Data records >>
■ ■ ■

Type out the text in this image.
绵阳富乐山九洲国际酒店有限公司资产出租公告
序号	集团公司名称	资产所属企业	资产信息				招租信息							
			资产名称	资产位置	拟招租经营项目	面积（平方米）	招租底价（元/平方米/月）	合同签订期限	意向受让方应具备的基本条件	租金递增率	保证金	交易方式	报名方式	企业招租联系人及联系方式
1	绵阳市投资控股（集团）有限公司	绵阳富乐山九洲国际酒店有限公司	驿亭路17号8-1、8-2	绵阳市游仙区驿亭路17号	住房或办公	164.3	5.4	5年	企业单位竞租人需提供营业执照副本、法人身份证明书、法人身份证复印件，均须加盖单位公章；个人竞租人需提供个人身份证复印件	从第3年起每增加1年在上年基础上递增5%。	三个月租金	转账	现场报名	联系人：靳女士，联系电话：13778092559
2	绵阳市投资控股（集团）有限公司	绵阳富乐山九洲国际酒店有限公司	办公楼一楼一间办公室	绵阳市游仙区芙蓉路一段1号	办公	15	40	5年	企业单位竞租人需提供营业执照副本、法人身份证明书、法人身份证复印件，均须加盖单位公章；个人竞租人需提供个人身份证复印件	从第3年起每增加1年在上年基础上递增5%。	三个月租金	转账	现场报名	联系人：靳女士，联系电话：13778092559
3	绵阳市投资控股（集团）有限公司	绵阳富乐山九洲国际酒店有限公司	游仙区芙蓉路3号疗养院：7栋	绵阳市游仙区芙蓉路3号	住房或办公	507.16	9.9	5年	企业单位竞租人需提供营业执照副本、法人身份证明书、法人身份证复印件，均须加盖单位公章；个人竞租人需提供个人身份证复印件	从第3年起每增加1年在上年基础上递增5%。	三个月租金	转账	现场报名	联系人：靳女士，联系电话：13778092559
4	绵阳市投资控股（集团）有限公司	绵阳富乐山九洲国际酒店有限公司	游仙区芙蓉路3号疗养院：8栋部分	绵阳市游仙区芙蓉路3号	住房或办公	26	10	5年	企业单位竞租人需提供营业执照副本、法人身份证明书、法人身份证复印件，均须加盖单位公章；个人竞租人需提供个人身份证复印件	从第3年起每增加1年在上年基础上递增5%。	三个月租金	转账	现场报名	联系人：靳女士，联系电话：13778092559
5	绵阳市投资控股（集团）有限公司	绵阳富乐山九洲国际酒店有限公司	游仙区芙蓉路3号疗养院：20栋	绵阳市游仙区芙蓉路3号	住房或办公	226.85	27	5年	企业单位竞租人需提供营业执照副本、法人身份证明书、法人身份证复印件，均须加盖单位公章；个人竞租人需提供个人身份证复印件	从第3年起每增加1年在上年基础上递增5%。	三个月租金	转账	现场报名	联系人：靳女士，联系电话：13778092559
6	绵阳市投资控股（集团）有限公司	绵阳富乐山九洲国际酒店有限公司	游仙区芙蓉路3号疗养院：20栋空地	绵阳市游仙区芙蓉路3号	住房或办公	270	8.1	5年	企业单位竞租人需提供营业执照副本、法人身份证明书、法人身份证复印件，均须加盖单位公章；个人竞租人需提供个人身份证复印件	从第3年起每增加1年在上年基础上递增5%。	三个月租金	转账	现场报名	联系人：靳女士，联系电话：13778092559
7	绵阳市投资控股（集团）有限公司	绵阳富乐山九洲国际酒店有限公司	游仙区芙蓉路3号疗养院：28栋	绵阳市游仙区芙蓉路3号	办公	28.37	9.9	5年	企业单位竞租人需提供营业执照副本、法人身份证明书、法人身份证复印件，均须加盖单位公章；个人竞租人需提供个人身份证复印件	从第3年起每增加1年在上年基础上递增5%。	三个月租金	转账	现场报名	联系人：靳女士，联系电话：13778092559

■ ■ ■

Exercise >>
Write down the full listing again, exactly.

Expected answer >>
Type out the text in this image.
绵阳富乐山九洲国际酒店有限公司资产出租公告
序号	集团公司名称	资产所属企业	资产信息				招租信息							
			资产名称	资产位置	拟招租经营项目	面积（平方米）	招租底价（元/平方米/月）	合同签订期限	意向受让方应具备的基本条件	租金递增率	保证金	交易方式	报名方式	企业招租联系人及联系方式
1	绵阳市投资控股（集团）有限公司	绵阳富乐山九洲国际酒店有限公司	驿亭路17号8-1、8-2	绵阳市游仙区驿亭路17号	住房或办公	164.3	5.4	5年	企业单位竞租人需提供营业执照副本、法人身份证明书、法人身份证复印件，均须加盖单位公章；个人竞租人需提供个人身份证复印件	从第3年起每增加1年在上年基础上递增5%。	三个月租金	转账	现场报名	联系人：靳女士，联系电话：13778092559
2	绵阳市投资控股（集团）有限公司	绵阳富乐山九洲国际酒店有限公司	办公楼一楼一间办公室	绵阳市游仙区芙蓉路一段1号	办公	15	40	5年	企业单位竞租人需提供营业执照副本、法人身份证明书、法人身份证复印件，均须加盖单位公章；个人竞租人需提供个人身份证复印件	从第3年起每增加1年在上年基础上递增5%。	三个月租金	转账	现场报名	联系人：靳女士，联系电话：13778092559
3	绵阳市投资控股（集团）有限公司	绵阳富乐山九洲国际酒店有限公司	游仙区芙蓉路3号疗养院：7栋	绵阳市游仙区芙蓉路3号	住房或办公	507.16	9.9	5年	企业单位竞租人需提供营业执照副本、法人身份证明书、法人身份证复印件，均须加盖单位公章；个人竞租人需提供个人身份证复印件	从第3年起每增加1年在上年基础上递增5%。	三个月租金	转账	现场报名	联系人：靳女士，联系电话：13778092559
4	绵阳市投资控股（集团）有限公司	绵阳富乐山九洲国际酒店有限公司	游仙区芙蓉路3号疗养院：8栋部分	绵阳市游仙区芙蓉路3号	住房或办公	26	10	5年	企业单位竞租人需提供营业执照副本、法人身份证明书、法人身份证复印件，均须加盖单位公章；个人竞租人需提供个人身份证复印件	从第3年起每增加1年在上年基础上递增5%。	三个月租金	转账	现场报名	联系人：靳女士，联系电话：13778092559
5	绵阳市投资控股（集团）有限公司	绵阳富乐山九洲国际酒店有限公司	游仙区芙蓉路3号疗养院：20栋	绵阳市游仙区芙蓉路3号	住房或办公	226.85	27	5年	企业单位竞租人需提供营业执照副本、法人身份证明书、法人身份证复印件，均须加盖单位公章；个人竞租人需提供个人身份证复印件	从第3年起每增加1年在上年基础上递增5%。	三个月租金	转账	现场报名	联系人：靳女士，联系电话：13778092559
6	绵阳市投资控股（集团）有限公司	绵阳富乐山九洲国际酒店有限公司	游仙区芙蓉路3号疗养院：20栋空地	绵阳市游仙区芙蓉路3号	住房或办公	270	8.1	5年	企业单位竞租人需提供营业执照副本、法人身份证明书、法人身份证复印件，均须加盖单位公章；个人竞租人需提供个人身份证复印件	从第3年起每增加1年在上年基础上递增5%。	三个月租金	转账	现场报名	联系人：靳女士，联系电话：13778092559
7	绵阳市投资控股（集团）有限公司	绵阳富乐山九洲国际酒店有限公司	游仙区芙蓉路3号疗养院：28栋	绵阳市游仙区芙蓉路3号	办公	28.37	9.9	5年	企业单位竞租人需提供营业执照副本、法人身份证明书、法人身份证复印件，均须加盖单位公章；个人竞租人需提供个人身份证复印件	从第3年起每增加1年在上年基础上递增5%。	三个月租金	转账	现场报名	联系人：靳女士，联系电话：13778092559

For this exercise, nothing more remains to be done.